Given text:
■ ■ ■ ■ ■ ■ ■
Her alliance’s spending pledges have stalled efforts to trim a debt load exceeding 140% of output and European elections next year are already setting coalition partners against each other as evidenced by Deputy Prime Minister Matteo Salvini’s show of defiance over Autostrade this week. Chairing the Group of Seven will bring its own pressures too, placing the prime minister in the global spotlight in a way she has never experienced before.
“With growth slowing, future fiscal consolidation is very important,” said Evelyne Gomez-Liechti, a strategist at Mizuho International Plc. “Meloni needs to deliver some of that, or plans to do so in the coming years, to avoid debt sustainability worries resurfacing again.”
Financial turmoil was a formative part of Meloni’s political education — she had a front row seat when the bond market toppled Silvio Berlusconi in 2011. Then the Brothers of Italy leader took office last year days before UK Prime Minister Liz Truss quit amid another disastrous selloff. That mess left Meloni persuaded that bad decisions unsettle investors more than the talk of plots against Italy that some of her party’s conspiracy theorists indulge in, according to people familiar with the matter.
The Italian premier began by imposing fiscal discipline on her three-way coalition, but rising interest rates combined with data in July showing the economy performing far worse than officials had hoped have since threatened its populist spending ambitions.
Meloni’s government tried to pull in extra cash with a windfall on banks’ profits in August. Instead, that wiped $10 billion from the market value of Italian lenders and left many investors questioning her commitment not to rock the boat. The coalition has now largely backtracked.
■ ■ ■ ■ ■ ■ ■
Annotated element listings
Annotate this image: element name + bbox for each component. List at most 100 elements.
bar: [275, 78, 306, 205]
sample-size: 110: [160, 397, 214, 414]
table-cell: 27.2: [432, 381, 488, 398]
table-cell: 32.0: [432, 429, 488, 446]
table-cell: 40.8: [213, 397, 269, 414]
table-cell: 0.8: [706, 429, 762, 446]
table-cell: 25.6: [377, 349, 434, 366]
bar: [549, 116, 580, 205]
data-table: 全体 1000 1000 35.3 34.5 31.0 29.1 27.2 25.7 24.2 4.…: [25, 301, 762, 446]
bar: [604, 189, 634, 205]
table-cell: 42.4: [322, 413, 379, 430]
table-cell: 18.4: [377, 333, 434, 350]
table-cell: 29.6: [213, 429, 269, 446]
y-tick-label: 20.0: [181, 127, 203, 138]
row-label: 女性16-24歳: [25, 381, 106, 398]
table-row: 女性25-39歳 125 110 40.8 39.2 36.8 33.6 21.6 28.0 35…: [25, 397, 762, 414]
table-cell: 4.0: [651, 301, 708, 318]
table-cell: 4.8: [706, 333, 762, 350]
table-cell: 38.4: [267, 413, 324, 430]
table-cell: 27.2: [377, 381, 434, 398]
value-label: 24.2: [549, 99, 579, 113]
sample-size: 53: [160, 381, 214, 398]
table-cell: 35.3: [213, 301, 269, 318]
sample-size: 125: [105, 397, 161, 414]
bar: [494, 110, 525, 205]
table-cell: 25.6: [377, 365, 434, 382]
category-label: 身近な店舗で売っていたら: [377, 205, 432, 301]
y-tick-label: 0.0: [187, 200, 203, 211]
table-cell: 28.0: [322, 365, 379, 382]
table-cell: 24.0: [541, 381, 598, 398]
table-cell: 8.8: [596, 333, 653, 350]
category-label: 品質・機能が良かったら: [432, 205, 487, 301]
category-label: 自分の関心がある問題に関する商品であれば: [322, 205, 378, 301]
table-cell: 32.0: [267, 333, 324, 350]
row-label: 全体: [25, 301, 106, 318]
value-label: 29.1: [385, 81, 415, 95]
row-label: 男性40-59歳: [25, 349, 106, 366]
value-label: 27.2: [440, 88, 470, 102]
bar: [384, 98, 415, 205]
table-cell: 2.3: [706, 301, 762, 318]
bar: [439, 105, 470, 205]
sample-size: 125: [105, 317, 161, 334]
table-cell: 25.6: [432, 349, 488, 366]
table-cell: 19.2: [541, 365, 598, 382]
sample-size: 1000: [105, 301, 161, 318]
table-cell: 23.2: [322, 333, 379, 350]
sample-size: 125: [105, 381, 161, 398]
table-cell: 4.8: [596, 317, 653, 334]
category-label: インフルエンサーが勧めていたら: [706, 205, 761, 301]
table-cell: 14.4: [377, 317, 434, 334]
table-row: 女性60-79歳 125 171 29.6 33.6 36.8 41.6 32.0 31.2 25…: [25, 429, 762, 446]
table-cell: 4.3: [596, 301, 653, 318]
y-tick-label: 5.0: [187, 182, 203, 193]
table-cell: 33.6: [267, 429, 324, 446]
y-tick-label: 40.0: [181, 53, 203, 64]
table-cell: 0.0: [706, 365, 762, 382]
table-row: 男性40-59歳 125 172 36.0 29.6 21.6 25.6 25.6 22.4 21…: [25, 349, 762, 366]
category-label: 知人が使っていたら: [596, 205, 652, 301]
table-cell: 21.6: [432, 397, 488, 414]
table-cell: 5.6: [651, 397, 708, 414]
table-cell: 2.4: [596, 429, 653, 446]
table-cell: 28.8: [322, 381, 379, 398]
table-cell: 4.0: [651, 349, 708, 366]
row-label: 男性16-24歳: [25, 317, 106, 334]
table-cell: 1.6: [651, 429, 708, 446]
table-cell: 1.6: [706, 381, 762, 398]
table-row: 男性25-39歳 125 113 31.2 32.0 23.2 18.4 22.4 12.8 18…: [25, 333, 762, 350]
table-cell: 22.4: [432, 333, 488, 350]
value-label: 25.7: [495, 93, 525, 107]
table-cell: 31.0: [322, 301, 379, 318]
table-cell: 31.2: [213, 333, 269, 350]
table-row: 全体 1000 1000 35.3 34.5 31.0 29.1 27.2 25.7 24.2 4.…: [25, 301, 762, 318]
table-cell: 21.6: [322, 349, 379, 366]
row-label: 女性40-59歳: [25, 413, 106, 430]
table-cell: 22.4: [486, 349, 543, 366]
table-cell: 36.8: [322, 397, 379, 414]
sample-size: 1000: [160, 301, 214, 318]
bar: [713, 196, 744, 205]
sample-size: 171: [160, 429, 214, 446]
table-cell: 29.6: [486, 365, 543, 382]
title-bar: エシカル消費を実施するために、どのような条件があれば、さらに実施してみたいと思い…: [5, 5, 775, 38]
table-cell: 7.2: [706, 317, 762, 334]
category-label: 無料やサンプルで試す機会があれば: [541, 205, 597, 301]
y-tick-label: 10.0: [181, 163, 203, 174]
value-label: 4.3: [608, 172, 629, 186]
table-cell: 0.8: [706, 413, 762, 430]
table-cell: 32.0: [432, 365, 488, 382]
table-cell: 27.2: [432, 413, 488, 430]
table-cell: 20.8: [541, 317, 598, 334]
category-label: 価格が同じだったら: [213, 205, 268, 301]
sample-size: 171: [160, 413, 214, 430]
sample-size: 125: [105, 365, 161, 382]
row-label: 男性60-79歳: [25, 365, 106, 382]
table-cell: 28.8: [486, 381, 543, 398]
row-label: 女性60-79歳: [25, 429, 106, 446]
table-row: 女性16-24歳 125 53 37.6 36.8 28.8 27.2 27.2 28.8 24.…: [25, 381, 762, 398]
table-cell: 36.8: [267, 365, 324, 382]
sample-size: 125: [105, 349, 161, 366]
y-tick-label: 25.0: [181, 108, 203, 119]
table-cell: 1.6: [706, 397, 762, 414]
■ ■ ■ ■ ■ ■ ■
Requirements:
[1] In the passage on Meloni's government, how much market value did the August windfall levy on bank profits wipe from Italian lenders?
[2] Carry on the passage on Meloni's government from its final sentence.

Answer set:
[1] It wiped $10 billion from their market value.

[2]
The scale of the challenge became clearer last week when officials admitted Italy won’t return to European Union deficit limits until 2026. They no longer foresee a so-called primary surplus next year, where revenues exceed spending before interest costs — previously seen as a key commitment to fiscal discipline.
Italian lenders, which currently hold the highest stock of national debt across the euro-zone, have begun to cut that back, according to Bloomberg analysis of newly released data.
It’s not clear if that’s a response to the profit-tax measure, but the shift has captured the attention of officials all the same.
A more benign explanation was offered by strategists at Unicredit SpA, Italy’s second biggest bank. They argued that the drop may reflect an push to diversify holdings now that yields on other government bonds are so much higher, according to UniCredit strategists. Germany’s 10-year yield is trading just below 3%, compared with less than zero just two years ago.
Combined with ECB efforts to unwind past bond-buying, that shift puts a greater onus on other investors to plug the gap. That’s happening for now as Italian households and non-financial corporations take advantage of the highest yield in the euro area.
Whatever the case, officials privately acknowledge that recent events have damaged confidence and people close to Meloni worry that she is increasingly boxed in: She has to keep both her coalition partners and her voters happy, while also abiding by EU requirements for sound public finances.
Meloni’s hope, as expressed by Giorgetti at a press conference last week, is that markets and partners “will understand the situation.” But she doesn’t have much of a margin for error.
The country is graded only one notch above junk with a negative outlook by Moody’s Investors Service, which is expected to publish its next assessment in November. Italy might also be vulnerable if inflation gets stuck above the ECB’s 2% target, forcing rates to remain elevated.
Rabobank analysts including Erik-Jan van Harn have mapped out a scenario where 3% inflation pushes the country’s interest-to-revenue ratio above 10%, a level they say “warrants at best a speculative” credit rating.
Guillermo Felices, global investment strategist at PGIM Fixed Income, sees debt sustainability as one of the “most under-appreciated risks” in the euro zone, with the periphery most vulnerable of all.
“What’s clearly helped these periphery spreads is the upside growth,” he said. “But as growth concerns in the euro zone have increased and interest rates rise, then that equation starts to become a little bit more unstable.”
--With assistance from Aline Oyamada, Chiara Albanese, Constantine Courcoulas and Zoe Schneeweiss.
(Updates with reference to bus crash in)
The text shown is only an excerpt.